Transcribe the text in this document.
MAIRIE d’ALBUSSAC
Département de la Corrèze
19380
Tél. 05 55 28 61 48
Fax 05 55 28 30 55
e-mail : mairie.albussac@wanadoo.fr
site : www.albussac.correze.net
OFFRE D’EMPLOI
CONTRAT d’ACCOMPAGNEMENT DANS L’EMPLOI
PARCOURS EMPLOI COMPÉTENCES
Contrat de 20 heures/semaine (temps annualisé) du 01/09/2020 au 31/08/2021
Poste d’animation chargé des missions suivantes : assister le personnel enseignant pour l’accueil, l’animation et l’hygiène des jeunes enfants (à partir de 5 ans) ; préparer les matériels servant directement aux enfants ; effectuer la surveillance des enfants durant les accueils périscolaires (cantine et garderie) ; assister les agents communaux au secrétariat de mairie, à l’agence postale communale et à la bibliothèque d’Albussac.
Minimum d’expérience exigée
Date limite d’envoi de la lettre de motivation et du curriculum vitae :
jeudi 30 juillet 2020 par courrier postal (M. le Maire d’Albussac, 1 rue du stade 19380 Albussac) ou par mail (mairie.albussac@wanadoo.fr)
------------------------------------------------------------
Set down the entries above again, word for word.

** Response for this exercise **
Transcribe the text in this document.
MAIRIE d’ALBUSSAC
Département de la Corrèze
19380
Tél. 05 55 28 61 48
Fax 05 55 28 30 55
e-mail : mairie.albussac@wanadoo.fr
site : www.albussac.correze.net
OFFRE D’EMPLOI
CONTRAT d’ACCOMPAGNEMENT DANS L’EMPLOI
PARCOURS EMPLOI COMPÉTENCES
Contrat de 20 heures/semaine (temps annualisé) du 01/09/2020 au 31/08/2021
Poste d’animation chargé des missions suivantes : assister le personnel enseignant pour l’accueil, l’animation et l’hygiène des jeunes enfants (à partir de 5 ans) ; préparer les matériels servant directement aux enfants ; effectuer la surveillance des enfants durant les accueils périscolaires (cantine et garderie) ; assister les agents communaux au secrétariat de mairie, à l’agence postale communale et à la bibliothèque d’Albussac.
Minimum d’expérience exigée
Date limite d’envoi de la lettre de motivation et du curriculum vitae :
jeudi 30 juillet 2020 par courrier postal (M. le Maire d’Albussac, 1 rue du stade 19380 Albussac) ou par mail (mairie.albussac@wanadoo.fr)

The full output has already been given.